= Task instructions =
Can all of these lines be returned exactly?

[Begin Exercise data]

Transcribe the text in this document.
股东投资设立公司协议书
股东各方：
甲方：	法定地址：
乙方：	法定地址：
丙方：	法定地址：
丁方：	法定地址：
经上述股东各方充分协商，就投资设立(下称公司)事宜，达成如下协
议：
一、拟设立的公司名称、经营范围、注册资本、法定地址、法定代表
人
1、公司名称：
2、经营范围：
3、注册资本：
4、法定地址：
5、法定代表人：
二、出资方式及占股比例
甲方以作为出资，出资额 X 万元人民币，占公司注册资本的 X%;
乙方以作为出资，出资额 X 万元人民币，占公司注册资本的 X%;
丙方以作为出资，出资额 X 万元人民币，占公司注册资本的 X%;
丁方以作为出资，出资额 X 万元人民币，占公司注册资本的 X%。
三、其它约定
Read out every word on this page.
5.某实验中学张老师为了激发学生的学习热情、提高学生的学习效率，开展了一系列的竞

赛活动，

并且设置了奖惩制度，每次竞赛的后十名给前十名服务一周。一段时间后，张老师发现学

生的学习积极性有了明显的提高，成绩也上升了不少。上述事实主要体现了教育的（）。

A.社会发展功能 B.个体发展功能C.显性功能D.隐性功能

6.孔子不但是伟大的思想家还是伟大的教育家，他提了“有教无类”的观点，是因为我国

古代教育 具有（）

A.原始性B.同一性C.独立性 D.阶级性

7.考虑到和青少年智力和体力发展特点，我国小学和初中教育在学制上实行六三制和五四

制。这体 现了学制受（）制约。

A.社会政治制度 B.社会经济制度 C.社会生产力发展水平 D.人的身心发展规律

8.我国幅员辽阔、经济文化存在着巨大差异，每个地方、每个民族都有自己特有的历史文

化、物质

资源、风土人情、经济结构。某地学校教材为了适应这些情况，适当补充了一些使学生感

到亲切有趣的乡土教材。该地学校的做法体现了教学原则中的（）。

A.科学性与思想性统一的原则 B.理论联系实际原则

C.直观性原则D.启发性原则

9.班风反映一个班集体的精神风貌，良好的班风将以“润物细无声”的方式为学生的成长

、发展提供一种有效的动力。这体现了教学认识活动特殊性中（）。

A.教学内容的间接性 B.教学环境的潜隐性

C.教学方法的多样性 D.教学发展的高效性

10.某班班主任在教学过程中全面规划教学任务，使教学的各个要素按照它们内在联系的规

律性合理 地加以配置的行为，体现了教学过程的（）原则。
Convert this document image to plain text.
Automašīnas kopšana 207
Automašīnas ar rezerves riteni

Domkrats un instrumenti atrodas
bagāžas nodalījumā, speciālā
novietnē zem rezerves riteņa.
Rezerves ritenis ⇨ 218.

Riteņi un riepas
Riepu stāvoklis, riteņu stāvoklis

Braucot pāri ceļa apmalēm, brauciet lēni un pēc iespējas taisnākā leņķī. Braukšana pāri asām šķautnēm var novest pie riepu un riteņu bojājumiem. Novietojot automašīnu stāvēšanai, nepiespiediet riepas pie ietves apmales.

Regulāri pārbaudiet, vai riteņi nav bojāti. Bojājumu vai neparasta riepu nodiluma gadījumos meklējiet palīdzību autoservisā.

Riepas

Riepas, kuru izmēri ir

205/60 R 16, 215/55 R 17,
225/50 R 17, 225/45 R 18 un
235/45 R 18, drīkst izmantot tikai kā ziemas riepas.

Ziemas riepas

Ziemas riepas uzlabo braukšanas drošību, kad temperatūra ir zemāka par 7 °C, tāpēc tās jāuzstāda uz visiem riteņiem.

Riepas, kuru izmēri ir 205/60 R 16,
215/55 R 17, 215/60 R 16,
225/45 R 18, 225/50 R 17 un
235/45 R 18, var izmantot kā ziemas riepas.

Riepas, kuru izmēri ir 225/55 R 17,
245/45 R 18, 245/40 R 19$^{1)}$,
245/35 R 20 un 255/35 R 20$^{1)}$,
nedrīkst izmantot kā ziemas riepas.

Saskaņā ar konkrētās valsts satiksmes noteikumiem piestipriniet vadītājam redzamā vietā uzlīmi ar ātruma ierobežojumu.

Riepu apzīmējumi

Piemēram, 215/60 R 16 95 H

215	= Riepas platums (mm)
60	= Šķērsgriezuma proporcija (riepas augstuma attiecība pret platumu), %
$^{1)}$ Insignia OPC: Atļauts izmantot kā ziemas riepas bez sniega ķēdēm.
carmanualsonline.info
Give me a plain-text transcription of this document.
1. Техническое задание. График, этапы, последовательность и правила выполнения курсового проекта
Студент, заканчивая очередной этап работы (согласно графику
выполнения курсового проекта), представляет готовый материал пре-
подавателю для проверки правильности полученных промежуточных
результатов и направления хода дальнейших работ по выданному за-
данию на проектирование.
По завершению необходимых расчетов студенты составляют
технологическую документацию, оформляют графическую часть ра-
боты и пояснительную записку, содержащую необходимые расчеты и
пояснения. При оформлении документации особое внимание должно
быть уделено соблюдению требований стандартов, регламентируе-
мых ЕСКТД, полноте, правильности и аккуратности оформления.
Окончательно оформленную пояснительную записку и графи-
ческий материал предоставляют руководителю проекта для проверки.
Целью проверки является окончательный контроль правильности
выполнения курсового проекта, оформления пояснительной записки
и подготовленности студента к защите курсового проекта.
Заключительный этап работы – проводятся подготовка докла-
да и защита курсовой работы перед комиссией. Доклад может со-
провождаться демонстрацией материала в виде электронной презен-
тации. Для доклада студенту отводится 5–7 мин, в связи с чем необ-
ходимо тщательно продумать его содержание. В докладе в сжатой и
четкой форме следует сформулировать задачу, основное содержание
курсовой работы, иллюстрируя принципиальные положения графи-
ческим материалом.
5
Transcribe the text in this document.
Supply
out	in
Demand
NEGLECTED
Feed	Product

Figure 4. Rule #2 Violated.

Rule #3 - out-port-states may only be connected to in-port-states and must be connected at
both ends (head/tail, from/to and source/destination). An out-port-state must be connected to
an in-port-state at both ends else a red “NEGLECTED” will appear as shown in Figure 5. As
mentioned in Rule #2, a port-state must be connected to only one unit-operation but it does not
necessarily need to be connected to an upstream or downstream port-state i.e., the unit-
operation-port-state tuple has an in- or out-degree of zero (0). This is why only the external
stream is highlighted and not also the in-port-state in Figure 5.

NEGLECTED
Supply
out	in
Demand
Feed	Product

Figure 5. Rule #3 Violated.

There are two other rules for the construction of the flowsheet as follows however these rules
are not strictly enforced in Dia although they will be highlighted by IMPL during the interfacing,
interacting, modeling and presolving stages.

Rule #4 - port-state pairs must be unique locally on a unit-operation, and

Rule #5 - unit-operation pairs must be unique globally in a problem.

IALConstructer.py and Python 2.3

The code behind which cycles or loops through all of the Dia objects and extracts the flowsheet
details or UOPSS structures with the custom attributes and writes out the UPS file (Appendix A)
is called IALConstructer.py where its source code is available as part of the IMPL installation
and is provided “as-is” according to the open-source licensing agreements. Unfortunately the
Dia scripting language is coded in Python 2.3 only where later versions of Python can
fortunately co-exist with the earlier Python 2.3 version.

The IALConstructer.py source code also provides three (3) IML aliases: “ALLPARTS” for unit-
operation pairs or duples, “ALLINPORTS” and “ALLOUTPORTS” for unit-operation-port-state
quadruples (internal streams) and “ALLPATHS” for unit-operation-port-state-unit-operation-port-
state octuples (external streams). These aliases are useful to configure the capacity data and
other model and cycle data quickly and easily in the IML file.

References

[End Exercise data]

= The response =
Transcribe the text in this document.
股东投资设立公司协议书
股东各方：
甲方：	法定地址：
乙方：	法定地址：
丙方：	法定地址：
丁方：	法定地址：
经上述股东各方充分协商，就投资设立(下称公司)事宜，达成如下协
议：
一、拟设立的公司名称、经营范围、注册资本、法定地址、法定代表
人
1、公司名称：
2、经营范围：
3、注册资本：
4、法定地址：
5、法定代表人：
二、出资方式及占股比例
甲方以作为出资，出资额 X 万元人民币，占公司注册资本的 X%;
乙方以作为出资，出资额 X 万元人民币，占公司注册资本的 X%;
丙方以作为出资，出资额 X 万元人民币，占公司注册资本的 X%;
丁方以作为出资，出资额 X 万元人民币，占公司注册资本的 X%。
三、其它约定
Read out every word on this page.
5.某实验中学张老师为了激发学生的学习热情、提高学生的学习效率，开展了一系列的竞

赛活动，

并且设置了奖惩制度，每次竞赛的后十名给前十名服务一周。一段时间后，张老师发现学

生的学习积极性有了明显的提高，成绩也上升了不少。上述事实主要体现了教育的（）。

A.社会发展功能 B.个体发展功能C.显性功能D.隐性功能

6.孔子不但是伟大的思想家还是伟大的教育家，他提了“有教无类”的观点，是因为我国

古代教育 具有（）

A.原始性B.同一性C.独立性 D.阶级性

7.考虑到和青少年智力和体力发展特点，我国小学和初中教育在学制上实行六三制和五四

制。这体 现了学制受（）制约。

A.社会政治制度 B.社会经济制度 C.社会生产力发展水平 D.人的身心发展规律

8.我国幅员辽阔、经济文化存在着巨大差异，每个地方、每个民族都有自己特有的历史文

化、物质

资源、风土人情、经济结构。某地学校教材为了适应这些情况，适当补充了一些使学生感

到亲切有趣的乡土教材。该地学校的做法体现了教学原则中的（）。

A.科学性与思想性统一的原则 B.理论联系实际原则

C.直观性原则D.启发性原则

9.班风反映一个班集体的精神风貌，良好的班风将以“润物细无声”的方式为学生的成长

、发展提供一种有效的动力。这体现了教学认识活动特殊性中（）。

A.教学内容的间接性 B.教学环境的潜隐性

C.教学方法的多样性 D.教学发展的高效性

10.某班班主任在教学过程中全面规划教学任务，使教学的各个要素按照它们内在联系的规

律性合理 地加以配置的行为，体现了教学过程的（）原则。
Convert this document image to plain text.
Automašīnas kopšana 207
Automašīnas ar rezerves riteni

Domkrats un instrumenti atrodas
bagāžas nodalījumā, speciālā
novietnē zem rezerves riteņa.
Rezerves ritenis ⇨ 218.

Riteņi un riepas
Riepu stāvoklis, riteņu stāvoklis

Braucot pāri ceļa apmalēm, brauciet lēni un pēc iespējas taisnākā leņķī. Braukšana pāri asām šķautnēm var novest pie riepu un riteņu bojājumiem. Novietojot automašīnu stāvēšanai, nepiespiediet riepas pie ietves apmales.

Regulāri pārbaudiet, vai riteņi nav bojāti. Bojājumu vai neparasta riepu nodiluma gadījumos meklējiet palīdzību autoservisā.

Riepas

Riepas, kuru izmēri ir

205/60 R 16, 215/55 R 17,
225/50 R 17, 225/45 R 18 un
235/45 R 18, drīkst izmantot tikai kā ziemas riepas.

Ziemas riepas

Ziemas riepas uzlabo braukšanas drošību, kad temperatūra ir zemāka par 7 °C, tāpēc tās jāuzstāda uz visiem riteņiem.

Riepas, kuru izmēri ir 205/60 R 16,
215/55 R 17, 215/60 R 16,
225/45 R 18, 225/50 R 17 un
235/45 R 18, var izmantot kā ziemas riepas.

Riepas, kuru izmēri ir 225/55 R 17,
245/45 R 18, 245/40 R 19$^{1)}$,
245/35 R 20 un 255/35 R 20$^{1)}$,
nedrīkst izmantot kā ziemas riepas.

Saskaņā ar konkrētās valsts satiksmes noteikumiem piestipriniet vadītājam redzamā vietā uzlīmi ar ātruma ierobežojumu.

Riepu apzīmējumi

Piemēram, 215/60 R 16 95 H

215	= Riepas platums (mm)
60	= Šķērsgriezuma proporcija (riepas augstuma attiecība pret platumu), %
$^{1)}$ Insignia OPC: Atļauts izmantot kā ziemas riepas bez sniega ķēdēm.
carmanualsonline.info
Give me a plain-text transcription of this document.
1. Техническое задание. График, этапы, последовательность и правила выполнения курсового проекта
Студент, заканчивая очередной этап работы (согласно графику
выполнения курсового проекта), представляет готовый материал пре-
подавателю для проверки правильности полученных промежуточных
результатов и направления хода дальнейших работ по выданному за-
данию на проектирование.
По завершению необходимых расчетов студенты составляют
технологическую документацию, оформляют графическую часть ра-
боты и пояснительную записку, содержащую необходимые расчеты и
пояснения. При оформлении документации особое внимание должно
быть уделено соблюдению требований стандартов, регламентируе-
мых ЕСКТД, полноте, правильности и аккуратности оформления.
Окончательно оформленную пояснительную записку и графи-
ческий материал предоставляют руководителю проекта для проверки.
Целью проверки является окончательный контроль правильности
выполнения курсового проекта, оформления пояснительной записки
и подготовленности студента к защите курсового проекта.
Заключительный этап работы – проводятся подготовка докла-
да и защита курсовой работы перед комиссией. Доклад может со-
провождаться демонстрацией материала в виде электронной презен-
тации. Для доклада студенту отводится 5–7 мин, в связи с чем необ-
ходимо тщательно продумать его содержание. В докладе в сжатой и
четкой форме следует сформулировать задачу, основное содержание
курсовой работы, иллюстрируя принципиальные положения графи-
ческим материалом.
5
Transcribe the text in this document.
Supply
out	in
Demand
NEGLECTED
Feed	Product

Figure 4. Rule #2 Violated.

Rule #3 - out-port-states may only be connected to in-port-states and must be connected at
both ends (head/tail, from/to and source/destination). An out-port-state must be connected to
an in-port-state at both ends else a red “NEGLECTED” will appear as shown in Figure 5. As
mentioned in Rule #2, a port-state must be connected to only one unit-operation but it does not
necessarily need to be connected to an upstream or downstream port-state i.e., the unit-
operation-port-state tuple has an in- or out-degree of zero (0). This is why only the external
stream is highlighted and not also the in-port-state in Figure 5.

NEGLECTED
Supply
out	in
Demand
Feed	Product

Figure 5. Rule #3 Violated.

There are two other rules for the construction of the flowsheet as follows however these rules
are not strictly enforced in Dia although they will be highlighted by IMPL during the interfacing,
interacting, modeling and presolving stages.

Rule #4 - port-state pairs must be unique locally on a unit-operation, and

Rule #5 - unit-operation pairs must be unique globally in a problem.

IALConstructer.py and Python 2.3

The code behind which cycles or loops through all of the Dia objects and extracts the flowsheet
details or UOPSS structures with the custom attributes and writes out the UPS file (Appendix A)
is called IALConstructer.py where its source code is available as part of the IMPL installation
and is provided “as-is” according to the open-source licensing agreements. Unfortunately the
Dia scripting language is coded in Python 2.3 only where later versions of Python can
fortunately co-exist with the earlier Python 2.3 version.

The IALConstructer.py source code also provides three (3) IML aliases: “ALLPARTS” for unit-
operation pairs or duples, “ALLINPORTS” and “ALLOUTPORTS” for unit-operation-port-state
quadruples (internal streams) and “ALLPATHS” for unit-operation-port-state-unit-operation-port-
state octuples (external streams). These aliases are useful to configure the capacity data and
other model and cycle data quickly and easily in the IML file.

References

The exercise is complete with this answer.